Problem to solve:
Copy out each line of the listing below that contains the word "source".

■ ■ ■ ■

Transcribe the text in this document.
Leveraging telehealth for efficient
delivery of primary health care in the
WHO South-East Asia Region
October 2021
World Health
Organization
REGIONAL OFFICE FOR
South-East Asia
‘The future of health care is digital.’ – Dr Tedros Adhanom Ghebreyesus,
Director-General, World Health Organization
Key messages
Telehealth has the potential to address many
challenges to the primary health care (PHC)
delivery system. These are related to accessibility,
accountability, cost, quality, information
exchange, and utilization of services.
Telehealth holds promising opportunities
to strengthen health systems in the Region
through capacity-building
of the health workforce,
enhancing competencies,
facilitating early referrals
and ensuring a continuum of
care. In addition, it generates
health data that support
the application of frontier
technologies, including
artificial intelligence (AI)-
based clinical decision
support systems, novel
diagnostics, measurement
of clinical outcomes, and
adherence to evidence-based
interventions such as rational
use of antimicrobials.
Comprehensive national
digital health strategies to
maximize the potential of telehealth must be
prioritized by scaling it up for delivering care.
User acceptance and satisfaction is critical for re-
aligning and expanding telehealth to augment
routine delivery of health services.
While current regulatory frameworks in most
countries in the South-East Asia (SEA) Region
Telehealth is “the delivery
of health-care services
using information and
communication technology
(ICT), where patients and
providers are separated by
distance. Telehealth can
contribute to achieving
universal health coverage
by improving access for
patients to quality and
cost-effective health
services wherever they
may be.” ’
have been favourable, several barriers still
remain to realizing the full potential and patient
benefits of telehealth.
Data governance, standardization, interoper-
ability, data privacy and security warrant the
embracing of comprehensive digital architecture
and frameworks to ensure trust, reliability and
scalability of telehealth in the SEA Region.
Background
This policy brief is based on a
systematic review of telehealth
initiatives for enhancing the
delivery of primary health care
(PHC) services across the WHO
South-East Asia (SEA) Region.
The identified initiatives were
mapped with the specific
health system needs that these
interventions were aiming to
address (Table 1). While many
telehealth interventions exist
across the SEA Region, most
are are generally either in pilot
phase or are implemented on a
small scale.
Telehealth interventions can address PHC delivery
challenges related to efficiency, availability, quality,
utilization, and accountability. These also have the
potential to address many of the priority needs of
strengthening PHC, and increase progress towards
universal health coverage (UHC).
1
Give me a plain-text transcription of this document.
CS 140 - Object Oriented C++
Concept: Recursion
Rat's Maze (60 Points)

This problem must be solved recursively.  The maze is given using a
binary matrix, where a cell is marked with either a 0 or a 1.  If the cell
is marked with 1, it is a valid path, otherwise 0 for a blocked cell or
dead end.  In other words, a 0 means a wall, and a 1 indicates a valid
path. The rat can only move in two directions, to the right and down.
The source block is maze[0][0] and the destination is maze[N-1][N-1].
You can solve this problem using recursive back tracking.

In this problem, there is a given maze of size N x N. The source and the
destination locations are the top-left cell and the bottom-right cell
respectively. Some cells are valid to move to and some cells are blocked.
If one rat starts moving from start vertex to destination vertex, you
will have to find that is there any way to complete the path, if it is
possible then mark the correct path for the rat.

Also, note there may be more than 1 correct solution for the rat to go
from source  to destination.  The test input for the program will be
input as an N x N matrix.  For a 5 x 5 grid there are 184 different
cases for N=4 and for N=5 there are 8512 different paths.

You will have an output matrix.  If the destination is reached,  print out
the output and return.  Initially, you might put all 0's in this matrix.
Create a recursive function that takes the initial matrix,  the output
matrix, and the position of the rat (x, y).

■ ■ ■ ■

Written response:
The source block is maze[0][0] and the destination is maze[N-1][N-1].
In this problem, there is a given maze of size N x N. The source and the
from source  to destination.  The test input for the program will be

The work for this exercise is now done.